#### INPUT DATA ####

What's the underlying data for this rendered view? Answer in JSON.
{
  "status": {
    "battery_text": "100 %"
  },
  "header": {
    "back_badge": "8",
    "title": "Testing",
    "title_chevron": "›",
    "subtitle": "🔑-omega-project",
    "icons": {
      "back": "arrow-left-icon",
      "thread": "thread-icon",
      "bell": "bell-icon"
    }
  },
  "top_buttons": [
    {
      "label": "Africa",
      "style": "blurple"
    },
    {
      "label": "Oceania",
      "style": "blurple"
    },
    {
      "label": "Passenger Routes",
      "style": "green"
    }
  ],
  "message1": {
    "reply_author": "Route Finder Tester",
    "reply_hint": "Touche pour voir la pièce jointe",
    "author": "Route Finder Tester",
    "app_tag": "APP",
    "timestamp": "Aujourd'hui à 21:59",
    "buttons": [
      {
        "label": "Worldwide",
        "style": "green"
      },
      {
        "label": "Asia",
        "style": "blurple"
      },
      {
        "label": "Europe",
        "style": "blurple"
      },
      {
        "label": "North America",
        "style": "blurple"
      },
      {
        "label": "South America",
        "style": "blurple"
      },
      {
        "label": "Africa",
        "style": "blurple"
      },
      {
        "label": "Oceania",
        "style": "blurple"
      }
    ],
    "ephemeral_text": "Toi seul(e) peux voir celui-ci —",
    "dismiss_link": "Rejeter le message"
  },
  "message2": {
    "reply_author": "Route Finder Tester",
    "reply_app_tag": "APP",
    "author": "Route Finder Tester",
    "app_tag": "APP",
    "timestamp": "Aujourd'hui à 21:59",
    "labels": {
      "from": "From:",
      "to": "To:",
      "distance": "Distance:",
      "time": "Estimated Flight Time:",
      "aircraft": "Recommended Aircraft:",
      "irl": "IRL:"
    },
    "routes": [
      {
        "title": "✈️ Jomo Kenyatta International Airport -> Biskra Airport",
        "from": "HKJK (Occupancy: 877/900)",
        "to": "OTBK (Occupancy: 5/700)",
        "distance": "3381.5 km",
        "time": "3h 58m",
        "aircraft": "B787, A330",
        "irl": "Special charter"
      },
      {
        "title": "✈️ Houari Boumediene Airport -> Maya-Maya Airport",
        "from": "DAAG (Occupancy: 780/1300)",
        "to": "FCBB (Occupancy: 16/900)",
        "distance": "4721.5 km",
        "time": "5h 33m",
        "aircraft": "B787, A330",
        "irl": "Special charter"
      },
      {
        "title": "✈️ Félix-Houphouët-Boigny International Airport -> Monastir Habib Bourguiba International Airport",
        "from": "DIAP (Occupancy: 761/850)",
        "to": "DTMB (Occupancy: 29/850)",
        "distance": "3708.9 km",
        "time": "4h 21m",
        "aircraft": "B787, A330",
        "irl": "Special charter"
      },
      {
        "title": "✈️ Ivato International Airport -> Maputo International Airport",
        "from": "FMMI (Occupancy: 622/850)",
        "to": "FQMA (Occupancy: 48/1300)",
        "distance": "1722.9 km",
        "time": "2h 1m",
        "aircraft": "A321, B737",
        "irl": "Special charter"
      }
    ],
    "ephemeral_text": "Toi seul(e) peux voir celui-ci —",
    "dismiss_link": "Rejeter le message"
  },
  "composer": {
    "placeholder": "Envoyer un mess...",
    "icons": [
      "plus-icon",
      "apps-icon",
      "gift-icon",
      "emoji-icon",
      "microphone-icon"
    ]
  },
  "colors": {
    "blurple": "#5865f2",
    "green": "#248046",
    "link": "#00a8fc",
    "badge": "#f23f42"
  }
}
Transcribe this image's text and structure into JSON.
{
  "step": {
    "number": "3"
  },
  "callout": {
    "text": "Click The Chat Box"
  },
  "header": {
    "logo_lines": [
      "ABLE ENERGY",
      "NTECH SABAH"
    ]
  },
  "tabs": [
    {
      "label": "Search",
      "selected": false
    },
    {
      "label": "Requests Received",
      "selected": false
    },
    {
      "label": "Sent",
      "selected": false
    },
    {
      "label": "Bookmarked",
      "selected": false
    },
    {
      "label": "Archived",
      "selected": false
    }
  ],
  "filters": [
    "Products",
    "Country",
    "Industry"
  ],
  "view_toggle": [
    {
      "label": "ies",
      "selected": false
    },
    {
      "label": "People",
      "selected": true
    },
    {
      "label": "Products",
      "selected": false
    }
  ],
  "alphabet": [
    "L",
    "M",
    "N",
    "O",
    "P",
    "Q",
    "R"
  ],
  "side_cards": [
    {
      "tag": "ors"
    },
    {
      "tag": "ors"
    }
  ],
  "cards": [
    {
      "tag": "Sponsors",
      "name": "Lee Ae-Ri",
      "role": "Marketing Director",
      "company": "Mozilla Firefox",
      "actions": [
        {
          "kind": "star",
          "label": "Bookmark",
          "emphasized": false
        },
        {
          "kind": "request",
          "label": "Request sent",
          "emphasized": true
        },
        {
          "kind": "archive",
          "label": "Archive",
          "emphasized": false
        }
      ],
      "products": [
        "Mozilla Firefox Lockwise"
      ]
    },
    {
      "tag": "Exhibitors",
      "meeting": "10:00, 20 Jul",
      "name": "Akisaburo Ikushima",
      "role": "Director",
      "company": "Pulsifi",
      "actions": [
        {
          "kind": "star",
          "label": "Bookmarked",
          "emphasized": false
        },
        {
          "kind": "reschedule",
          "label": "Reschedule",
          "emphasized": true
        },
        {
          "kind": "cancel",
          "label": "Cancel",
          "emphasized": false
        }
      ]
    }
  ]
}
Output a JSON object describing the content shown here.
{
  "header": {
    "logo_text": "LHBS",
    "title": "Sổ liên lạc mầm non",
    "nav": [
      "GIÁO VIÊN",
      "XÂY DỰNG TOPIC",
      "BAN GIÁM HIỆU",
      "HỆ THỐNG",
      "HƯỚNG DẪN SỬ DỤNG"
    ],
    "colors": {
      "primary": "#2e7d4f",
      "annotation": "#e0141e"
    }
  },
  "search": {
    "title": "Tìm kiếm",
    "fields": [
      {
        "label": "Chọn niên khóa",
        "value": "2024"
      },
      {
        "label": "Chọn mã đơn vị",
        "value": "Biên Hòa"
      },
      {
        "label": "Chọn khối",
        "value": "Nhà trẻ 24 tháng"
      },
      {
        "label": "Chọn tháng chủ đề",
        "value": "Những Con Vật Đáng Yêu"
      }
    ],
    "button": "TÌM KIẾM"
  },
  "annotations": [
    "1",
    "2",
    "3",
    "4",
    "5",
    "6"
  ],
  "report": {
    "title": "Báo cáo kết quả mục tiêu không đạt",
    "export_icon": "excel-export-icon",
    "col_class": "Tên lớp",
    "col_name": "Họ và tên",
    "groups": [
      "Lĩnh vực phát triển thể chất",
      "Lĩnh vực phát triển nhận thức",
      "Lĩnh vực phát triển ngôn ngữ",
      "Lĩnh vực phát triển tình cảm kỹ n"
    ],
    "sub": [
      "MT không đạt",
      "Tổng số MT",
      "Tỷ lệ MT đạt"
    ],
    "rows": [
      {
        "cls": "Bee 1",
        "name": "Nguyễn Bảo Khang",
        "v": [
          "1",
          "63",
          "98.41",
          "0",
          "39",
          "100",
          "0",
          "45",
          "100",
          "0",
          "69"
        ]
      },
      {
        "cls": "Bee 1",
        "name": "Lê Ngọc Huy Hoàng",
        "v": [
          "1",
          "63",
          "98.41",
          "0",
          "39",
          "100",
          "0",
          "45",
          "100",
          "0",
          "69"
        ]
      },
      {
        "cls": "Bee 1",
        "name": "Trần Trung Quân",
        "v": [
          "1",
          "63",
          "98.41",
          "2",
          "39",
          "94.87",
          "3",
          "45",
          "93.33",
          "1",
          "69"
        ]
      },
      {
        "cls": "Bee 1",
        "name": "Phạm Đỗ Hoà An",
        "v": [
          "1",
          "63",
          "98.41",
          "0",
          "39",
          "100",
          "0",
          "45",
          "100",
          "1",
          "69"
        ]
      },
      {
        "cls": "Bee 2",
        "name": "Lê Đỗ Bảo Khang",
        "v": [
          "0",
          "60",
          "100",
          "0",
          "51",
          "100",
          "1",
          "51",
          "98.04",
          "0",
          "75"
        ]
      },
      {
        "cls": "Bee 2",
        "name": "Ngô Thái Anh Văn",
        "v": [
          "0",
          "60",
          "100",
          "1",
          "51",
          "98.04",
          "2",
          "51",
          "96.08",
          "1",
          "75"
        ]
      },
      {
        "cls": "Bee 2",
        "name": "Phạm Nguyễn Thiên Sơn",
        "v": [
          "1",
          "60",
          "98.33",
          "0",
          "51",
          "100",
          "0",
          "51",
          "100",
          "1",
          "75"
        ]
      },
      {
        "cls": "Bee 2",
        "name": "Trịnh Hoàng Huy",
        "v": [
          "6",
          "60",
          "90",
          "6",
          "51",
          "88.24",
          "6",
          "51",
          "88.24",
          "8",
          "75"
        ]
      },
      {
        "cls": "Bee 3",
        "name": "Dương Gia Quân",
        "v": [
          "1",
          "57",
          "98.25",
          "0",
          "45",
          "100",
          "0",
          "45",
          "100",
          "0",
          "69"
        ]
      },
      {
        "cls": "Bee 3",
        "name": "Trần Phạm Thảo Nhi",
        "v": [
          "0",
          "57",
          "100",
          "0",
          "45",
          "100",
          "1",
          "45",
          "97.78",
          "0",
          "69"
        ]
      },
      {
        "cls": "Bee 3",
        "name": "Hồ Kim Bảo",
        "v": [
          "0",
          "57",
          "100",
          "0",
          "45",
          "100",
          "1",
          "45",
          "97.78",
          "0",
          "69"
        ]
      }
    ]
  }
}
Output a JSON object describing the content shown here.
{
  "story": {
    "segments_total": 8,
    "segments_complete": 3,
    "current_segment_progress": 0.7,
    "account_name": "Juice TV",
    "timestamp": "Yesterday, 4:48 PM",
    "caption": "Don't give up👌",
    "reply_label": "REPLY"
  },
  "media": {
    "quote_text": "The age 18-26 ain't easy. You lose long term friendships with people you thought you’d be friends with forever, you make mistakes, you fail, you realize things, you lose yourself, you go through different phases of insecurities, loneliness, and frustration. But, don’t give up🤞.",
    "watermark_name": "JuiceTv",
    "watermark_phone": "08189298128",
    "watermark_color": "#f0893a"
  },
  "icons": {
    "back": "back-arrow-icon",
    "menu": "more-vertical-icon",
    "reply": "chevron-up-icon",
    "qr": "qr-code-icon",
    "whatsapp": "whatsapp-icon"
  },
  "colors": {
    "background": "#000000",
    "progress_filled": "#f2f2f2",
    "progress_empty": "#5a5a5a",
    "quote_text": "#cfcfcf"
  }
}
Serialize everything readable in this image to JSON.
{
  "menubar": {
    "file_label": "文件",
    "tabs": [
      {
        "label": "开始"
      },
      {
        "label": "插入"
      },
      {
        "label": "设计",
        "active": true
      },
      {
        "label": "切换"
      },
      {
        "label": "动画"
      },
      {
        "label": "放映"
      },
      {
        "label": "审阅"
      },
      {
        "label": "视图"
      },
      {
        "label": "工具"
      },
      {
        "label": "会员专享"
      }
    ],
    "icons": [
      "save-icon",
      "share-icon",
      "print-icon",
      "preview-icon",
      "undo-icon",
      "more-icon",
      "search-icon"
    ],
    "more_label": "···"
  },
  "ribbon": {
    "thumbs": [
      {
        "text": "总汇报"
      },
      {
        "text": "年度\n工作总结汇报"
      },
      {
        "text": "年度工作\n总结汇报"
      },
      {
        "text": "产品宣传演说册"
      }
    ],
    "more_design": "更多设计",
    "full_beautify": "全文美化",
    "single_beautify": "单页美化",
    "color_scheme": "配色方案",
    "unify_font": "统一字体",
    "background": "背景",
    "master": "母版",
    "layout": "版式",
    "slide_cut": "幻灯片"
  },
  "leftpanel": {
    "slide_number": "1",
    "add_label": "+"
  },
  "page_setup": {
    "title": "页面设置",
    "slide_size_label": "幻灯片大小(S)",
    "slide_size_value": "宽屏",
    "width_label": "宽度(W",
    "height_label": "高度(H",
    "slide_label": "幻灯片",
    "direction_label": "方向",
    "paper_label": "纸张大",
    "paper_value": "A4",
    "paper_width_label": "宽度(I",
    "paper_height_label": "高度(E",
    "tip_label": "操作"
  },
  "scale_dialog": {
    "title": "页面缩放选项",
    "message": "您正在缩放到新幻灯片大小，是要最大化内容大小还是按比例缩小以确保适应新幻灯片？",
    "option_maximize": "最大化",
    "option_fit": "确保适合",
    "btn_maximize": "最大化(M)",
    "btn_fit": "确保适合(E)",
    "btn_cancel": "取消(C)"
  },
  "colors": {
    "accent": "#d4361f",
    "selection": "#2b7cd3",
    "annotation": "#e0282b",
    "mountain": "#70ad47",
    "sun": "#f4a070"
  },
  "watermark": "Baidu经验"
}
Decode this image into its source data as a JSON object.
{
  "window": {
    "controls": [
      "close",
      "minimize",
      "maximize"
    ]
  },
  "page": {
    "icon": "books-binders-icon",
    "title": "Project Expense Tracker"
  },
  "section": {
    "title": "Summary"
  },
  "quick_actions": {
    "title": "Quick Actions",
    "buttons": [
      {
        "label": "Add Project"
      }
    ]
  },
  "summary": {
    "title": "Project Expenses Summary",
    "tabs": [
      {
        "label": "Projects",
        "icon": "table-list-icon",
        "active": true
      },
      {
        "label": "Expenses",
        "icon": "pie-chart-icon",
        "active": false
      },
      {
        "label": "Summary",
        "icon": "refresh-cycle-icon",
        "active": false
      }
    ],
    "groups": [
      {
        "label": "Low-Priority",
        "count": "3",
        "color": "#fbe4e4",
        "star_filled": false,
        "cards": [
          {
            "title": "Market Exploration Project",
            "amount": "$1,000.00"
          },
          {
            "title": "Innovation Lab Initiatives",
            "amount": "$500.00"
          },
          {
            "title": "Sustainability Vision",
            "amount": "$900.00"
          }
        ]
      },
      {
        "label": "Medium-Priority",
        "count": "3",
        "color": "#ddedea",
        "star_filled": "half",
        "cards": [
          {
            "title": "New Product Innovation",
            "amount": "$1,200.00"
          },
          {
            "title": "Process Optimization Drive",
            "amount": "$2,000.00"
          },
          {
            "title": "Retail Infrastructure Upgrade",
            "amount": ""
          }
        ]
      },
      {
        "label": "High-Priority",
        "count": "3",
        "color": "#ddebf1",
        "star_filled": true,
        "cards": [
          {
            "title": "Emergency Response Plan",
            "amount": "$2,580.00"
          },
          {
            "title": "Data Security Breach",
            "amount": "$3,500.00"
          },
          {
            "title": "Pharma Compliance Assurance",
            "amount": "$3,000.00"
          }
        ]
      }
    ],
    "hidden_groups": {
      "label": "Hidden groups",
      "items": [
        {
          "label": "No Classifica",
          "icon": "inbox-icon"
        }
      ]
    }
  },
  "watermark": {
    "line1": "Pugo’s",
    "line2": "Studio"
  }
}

####

REQUIRED WORK - From the entries above, pull out each line that includes "Director".

OUTPUT OF THE EXERCISE -
      "role": "Marketing Director",
      "role": "Director",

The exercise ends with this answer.